**** Material provided ****

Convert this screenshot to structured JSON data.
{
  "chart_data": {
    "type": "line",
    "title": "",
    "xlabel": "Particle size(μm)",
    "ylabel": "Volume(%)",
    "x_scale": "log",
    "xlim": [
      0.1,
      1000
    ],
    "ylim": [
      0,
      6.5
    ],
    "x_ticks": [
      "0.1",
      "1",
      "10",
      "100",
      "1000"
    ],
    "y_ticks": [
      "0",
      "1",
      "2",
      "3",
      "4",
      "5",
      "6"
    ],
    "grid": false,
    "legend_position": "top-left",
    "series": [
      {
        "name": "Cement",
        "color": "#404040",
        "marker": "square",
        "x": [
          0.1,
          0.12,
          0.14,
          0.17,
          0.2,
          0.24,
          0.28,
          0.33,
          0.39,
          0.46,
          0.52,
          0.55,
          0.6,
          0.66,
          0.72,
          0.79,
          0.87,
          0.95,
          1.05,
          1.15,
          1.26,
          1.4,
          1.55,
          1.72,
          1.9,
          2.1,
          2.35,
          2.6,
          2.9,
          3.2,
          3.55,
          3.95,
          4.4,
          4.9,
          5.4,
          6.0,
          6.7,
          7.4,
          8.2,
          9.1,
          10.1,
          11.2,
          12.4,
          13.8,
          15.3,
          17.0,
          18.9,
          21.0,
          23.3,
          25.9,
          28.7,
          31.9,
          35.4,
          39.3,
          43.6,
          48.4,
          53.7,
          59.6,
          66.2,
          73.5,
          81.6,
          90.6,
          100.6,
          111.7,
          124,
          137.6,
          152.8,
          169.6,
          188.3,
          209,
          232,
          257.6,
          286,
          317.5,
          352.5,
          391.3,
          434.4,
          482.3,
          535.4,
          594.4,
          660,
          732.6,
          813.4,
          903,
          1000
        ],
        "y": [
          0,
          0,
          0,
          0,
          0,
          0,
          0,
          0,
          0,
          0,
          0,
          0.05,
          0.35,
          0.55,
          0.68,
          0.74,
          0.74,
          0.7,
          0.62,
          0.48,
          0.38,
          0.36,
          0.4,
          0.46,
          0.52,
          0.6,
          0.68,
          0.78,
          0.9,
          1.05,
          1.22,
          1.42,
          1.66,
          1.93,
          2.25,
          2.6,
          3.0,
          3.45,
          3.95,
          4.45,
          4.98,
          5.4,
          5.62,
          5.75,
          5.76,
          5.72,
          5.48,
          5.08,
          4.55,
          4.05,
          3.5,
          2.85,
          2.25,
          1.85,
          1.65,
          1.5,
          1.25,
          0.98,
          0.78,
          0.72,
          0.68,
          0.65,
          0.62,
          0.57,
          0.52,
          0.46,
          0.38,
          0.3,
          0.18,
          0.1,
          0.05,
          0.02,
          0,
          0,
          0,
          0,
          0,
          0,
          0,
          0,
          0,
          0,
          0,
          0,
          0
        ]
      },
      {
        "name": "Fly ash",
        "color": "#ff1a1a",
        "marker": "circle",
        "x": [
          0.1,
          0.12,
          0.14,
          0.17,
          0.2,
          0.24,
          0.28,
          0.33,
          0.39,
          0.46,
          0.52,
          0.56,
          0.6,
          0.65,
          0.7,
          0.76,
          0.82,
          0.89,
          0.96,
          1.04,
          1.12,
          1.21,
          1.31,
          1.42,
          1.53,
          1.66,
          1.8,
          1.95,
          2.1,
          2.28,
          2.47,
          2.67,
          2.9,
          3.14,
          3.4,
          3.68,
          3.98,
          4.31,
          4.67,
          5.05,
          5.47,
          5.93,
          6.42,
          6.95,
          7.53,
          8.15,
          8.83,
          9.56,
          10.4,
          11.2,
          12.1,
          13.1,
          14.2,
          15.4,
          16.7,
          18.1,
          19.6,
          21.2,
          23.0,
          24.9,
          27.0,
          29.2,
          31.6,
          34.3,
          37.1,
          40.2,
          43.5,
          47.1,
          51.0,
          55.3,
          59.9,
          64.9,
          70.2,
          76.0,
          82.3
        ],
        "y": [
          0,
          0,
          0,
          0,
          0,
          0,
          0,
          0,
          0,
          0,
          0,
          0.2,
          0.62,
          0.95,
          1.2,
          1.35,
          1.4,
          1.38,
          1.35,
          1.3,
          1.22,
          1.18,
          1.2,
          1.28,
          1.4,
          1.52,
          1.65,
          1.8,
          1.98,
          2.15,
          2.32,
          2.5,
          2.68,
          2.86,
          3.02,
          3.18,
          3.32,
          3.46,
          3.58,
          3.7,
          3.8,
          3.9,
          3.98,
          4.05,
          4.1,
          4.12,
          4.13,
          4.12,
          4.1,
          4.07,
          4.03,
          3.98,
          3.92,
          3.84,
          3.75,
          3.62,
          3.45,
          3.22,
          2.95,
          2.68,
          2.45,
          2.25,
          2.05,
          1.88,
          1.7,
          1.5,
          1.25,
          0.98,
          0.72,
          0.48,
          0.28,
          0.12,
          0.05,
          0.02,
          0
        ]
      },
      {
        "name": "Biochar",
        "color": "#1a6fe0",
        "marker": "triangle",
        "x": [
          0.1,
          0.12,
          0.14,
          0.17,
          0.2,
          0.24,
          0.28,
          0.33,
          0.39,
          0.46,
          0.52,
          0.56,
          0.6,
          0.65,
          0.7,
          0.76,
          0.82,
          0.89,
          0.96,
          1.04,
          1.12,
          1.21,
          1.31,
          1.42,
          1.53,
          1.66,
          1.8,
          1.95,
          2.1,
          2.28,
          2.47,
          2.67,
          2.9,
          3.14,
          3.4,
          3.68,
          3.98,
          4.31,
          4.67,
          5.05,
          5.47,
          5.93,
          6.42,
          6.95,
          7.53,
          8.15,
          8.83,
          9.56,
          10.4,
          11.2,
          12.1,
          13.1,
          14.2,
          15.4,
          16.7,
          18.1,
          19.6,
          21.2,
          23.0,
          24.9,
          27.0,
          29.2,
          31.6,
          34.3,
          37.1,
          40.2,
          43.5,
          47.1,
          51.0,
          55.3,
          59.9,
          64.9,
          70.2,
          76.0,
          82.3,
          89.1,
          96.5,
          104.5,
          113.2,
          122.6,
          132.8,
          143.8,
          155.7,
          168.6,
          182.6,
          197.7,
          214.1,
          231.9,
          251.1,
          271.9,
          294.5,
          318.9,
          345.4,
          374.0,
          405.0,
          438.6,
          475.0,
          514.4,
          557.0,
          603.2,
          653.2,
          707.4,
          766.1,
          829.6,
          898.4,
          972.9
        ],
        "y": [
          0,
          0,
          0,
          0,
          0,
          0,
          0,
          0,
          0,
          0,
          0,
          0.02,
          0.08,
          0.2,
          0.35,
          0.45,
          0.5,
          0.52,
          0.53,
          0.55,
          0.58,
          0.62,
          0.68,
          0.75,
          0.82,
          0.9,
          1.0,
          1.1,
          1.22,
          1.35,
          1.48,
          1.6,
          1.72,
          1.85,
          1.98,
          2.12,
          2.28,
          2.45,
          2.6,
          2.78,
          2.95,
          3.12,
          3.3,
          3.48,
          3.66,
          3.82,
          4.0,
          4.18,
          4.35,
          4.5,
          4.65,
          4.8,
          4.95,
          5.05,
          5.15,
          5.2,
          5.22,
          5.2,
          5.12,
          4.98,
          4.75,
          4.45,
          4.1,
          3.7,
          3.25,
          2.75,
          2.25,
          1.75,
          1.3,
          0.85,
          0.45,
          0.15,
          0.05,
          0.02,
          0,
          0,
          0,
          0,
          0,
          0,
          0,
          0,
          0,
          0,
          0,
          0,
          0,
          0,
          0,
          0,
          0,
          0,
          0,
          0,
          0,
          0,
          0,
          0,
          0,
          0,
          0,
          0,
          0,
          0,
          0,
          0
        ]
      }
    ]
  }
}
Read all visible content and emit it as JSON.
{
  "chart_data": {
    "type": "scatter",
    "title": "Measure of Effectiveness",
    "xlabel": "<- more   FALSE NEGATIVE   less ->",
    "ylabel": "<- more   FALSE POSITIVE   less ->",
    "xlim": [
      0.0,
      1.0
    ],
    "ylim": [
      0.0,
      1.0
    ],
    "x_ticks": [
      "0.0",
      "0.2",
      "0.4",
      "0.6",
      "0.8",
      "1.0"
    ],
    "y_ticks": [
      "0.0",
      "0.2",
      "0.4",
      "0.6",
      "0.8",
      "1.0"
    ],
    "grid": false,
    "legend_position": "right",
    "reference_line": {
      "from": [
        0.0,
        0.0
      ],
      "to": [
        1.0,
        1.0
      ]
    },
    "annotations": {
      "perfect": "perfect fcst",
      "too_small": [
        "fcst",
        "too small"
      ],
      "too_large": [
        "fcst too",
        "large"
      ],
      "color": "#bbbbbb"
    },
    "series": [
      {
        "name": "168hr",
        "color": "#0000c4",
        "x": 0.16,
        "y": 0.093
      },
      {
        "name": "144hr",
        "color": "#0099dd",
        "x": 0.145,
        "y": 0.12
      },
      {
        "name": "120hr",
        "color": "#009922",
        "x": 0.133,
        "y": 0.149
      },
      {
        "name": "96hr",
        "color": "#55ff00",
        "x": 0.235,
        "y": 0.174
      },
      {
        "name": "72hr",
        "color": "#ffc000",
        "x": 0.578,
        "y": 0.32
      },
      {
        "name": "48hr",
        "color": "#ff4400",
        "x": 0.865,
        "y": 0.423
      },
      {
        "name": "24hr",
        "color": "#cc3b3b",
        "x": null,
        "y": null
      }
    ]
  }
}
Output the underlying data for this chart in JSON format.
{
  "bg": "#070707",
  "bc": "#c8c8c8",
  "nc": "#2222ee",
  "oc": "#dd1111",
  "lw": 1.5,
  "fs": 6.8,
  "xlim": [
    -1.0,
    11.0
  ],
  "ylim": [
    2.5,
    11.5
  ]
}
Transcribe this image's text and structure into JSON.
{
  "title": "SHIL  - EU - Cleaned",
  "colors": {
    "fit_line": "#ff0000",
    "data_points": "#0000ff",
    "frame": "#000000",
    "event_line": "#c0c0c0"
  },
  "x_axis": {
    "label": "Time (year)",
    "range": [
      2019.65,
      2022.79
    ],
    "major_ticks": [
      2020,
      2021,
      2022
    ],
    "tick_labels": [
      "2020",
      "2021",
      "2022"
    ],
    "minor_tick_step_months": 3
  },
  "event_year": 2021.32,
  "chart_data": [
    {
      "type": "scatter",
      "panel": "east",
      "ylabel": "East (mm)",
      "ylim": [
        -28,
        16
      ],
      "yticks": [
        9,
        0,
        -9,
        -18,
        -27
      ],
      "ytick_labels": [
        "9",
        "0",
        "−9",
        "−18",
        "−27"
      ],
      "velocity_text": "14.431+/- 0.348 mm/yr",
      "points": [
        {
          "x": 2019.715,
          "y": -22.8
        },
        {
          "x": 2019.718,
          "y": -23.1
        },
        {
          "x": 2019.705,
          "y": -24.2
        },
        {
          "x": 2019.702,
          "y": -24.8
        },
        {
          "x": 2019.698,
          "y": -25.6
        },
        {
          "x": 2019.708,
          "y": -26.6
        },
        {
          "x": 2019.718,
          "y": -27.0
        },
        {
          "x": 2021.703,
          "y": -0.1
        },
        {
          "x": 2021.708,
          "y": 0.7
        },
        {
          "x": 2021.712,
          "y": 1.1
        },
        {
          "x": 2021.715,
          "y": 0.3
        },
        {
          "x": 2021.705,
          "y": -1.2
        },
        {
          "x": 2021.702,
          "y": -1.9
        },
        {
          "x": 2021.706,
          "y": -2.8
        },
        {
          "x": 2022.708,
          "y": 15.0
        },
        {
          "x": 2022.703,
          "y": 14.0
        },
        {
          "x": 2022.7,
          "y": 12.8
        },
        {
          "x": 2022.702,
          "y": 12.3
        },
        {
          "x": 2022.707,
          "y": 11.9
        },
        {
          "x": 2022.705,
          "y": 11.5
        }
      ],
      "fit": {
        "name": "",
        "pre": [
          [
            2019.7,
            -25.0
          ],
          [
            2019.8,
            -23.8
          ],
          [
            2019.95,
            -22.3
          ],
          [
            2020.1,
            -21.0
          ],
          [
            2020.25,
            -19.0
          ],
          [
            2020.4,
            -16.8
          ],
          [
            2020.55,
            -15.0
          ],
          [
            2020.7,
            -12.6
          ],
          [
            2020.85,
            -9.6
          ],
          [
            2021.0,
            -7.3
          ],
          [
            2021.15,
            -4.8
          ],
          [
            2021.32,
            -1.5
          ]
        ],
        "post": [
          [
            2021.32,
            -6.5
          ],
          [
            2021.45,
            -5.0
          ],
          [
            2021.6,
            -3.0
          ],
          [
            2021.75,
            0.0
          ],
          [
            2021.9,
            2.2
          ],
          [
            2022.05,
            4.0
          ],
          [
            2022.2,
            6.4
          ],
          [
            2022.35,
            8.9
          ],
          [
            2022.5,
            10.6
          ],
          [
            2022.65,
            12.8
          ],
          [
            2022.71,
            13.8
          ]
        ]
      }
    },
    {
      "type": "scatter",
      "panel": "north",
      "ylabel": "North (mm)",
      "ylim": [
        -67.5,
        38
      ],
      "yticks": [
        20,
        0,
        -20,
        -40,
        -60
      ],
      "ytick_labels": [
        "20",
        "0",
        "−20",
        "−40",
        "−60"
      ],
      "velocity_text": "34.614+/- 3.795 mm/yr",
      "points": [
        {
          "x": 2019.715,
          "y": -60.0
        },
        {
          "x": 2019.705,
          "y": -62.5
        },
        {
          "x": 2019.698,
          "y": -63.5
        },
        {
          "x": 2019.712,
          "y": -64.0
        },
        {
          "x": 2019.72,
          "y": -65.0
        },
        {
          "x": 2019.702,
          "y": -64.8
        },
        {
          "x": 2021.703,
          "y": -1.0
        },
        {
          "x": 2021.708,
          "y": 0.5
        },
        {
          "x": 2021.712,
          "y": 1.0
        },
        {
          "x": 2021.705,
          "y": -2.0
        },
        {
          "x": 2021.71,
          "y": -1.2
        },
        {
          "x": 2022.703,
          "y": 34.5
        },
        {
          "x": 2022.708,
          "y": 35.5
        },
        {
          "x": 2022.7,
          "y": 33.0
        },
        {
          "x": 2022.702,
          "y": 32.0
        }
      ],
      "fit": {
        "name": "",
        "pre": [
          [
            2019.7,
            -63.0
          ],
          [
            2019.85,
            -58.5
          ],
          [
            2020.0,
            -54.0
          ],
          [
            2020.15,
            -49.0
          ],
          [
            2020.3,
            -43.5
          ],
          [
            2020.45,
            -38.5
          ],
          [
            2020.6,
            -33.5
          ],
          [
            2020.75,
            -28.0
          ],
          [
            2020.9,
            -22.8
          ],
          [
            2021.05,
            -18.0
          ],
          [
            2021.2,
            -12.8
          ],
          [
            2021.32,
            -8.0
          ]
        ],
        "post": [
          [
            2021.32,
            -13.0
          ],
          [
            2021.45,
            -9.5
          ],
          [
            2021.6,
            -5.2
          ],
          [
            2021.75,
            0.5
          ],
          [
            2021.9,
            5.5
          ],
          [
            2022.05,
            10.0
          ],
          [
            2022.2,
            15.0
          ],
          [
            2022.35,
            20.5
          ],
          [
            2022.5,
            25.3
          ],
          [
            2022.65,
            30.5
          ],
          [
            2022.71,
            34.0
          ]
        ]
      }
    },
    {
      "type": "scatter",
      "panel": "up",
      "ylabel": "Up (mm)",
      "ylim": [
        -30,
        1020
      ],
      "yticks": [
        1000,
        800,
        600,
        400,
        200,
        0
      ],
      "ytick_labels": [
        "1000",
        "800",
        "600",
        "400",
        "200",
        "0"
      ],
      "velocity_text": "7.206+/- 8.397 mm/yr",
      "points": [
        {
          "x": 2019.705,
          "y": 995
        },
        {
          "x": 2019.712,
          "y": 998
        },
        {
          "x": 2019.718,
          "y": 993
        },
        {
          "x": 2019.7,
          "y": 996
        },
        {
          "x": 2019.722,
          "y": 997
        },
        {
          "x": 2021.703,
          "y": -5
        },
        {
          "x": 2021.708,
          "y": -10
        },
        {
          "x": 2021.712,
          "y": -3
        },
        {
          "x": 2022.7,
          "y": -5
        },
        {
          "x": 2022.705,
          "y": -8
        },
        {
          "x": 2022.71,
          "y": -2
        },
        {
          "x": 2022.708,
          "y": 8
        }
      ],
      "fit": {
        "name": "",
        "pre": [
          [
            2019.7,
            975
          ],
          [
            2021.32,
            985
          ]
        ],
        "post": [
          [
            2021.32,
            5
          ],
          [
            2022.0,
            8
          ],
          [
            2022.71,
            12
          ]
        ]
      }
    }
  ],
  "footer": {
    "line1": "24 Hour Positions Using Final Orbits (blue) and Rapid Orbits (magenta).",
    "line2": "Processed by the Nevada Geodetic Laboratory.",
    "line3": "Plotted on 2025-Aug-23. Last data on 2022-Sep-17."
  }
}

****

- **Goal of the exercise**
Where a line above holds the string "marker", show that line.

- **Answer for the task**
        "marker": "square",
        "marker": "circle",
        "marker": "triangle",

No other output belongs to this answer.